Retype the whole listing, please, keeping every line exact and dropping the pictures.

## start ROWS

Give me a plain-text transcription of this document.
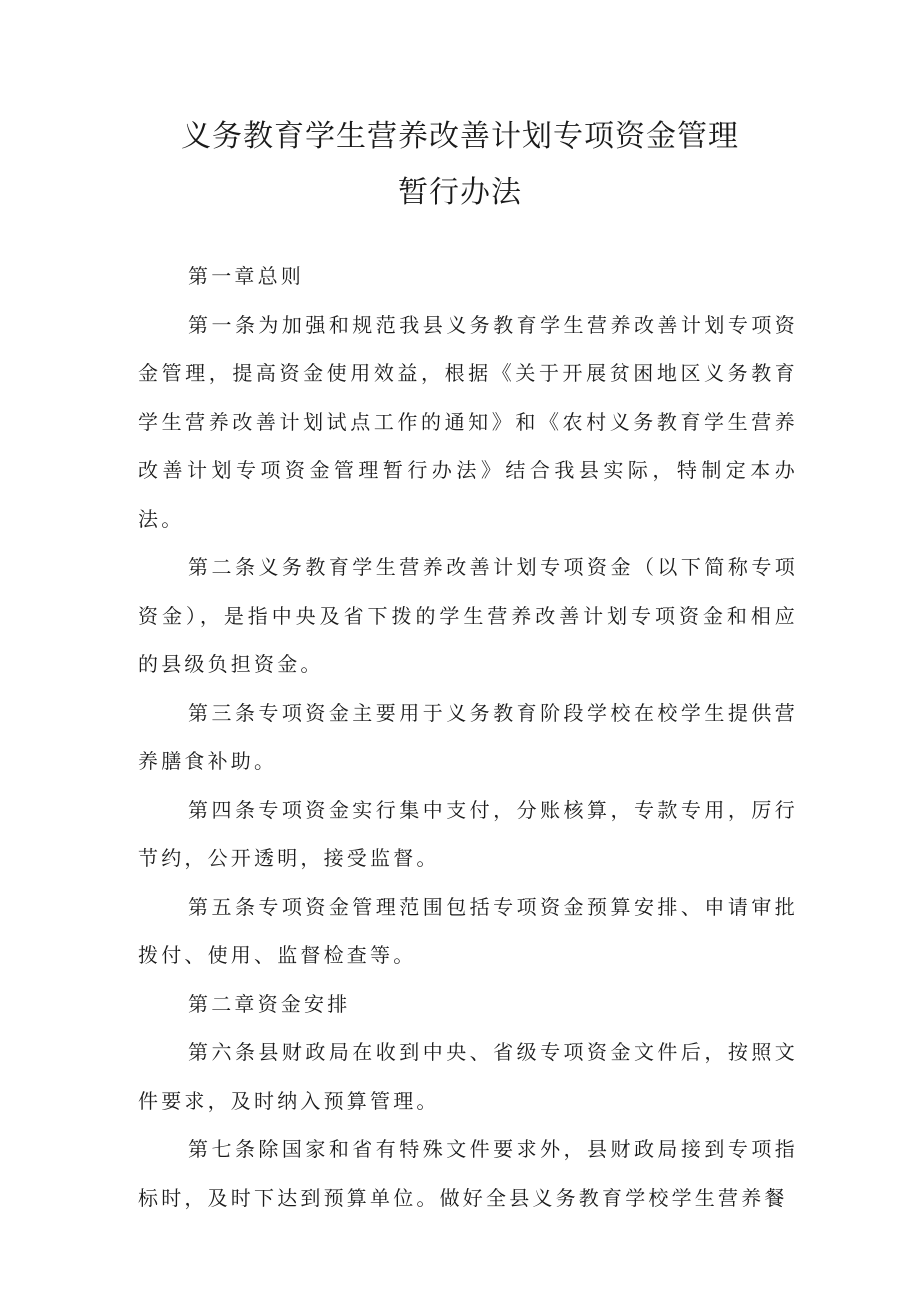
义务教育学生营养改善计划专项资金管理
暂行办法

第一章总则

第一条为加强和规范我县义务教育学生营养改善计划专项资金管理，提高资金使用效益，根据《关于开展贫困地区义务教育学生营养改善计划试点工作的通知》和《农村义务教育学生营养改善计划专项资金管理暂行办法》结合我县实际，特制定本办法。

第二条义务教育学生营养改善计划专项资金（以下简称专项资金），是指中央及省下拨的学生营养改善计划专项资金和相应的县级负担资金。

第三条专项资金主要用于义务教育阶段学校在校学生提供营养膳食补助。

第四条专项资金实行集中支付，分账核算，专款专用，厉行节约，公开透明，接受监督。

第五条专项资金管理范围包括专项资金预算安排、申请审批拨付、使用、监督检查等。

第二章资金安排

第六条县财政局在收到中央、省级专项资金文件后，按照文件要求，及时纳入预算管理。

第七条除国家和省有特殊文件要求外，县财政局接到专项指标时，及时下达到预算单位。做好全县义务教育学校学生营养餐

## end ROWS

* CORRECT OUTPUT *
Give me a plain-text transcription of this document.
义务教育学生营养改善计划专项资金管理
暂行办法

第一章总则

第一条为加强和规范我县义务教育学生营养改善计划专项资金管理，提高资金使用效益，根据《关于开展贫困地区义务教育学生营养改善计划试点工作的通知》和《农村义务教育学生营养改善计划专项资金管理暂行办法》结合我县实际，特制定本办法。

第二条义务教育学生营养改善计划专项资金（以下简称专项资金），是指中央及省下拨的学生营养改善计划专项资金和相应的县级负担资金。

第三条专项资金主要用于义务教育阶段学校在校学生提供营养膳食补助。

第四条专项资金实行集中支付，分账核算，专款专用，厉行节约，公开透明，接受监督。

第五条专项资金管理范围包括专项资金预算安排、申请审批拨付、使用、监督检查等。

第二章资金安排

第六条县财政局在收到中央、省级专项资金文件后，按照文件要求，及时纳入预算管理。

第七条除国家和省有特殊文件要求外，县财政局接到专项指标时，及时下达到预算单位。做好全县义务教育学校学生营养餐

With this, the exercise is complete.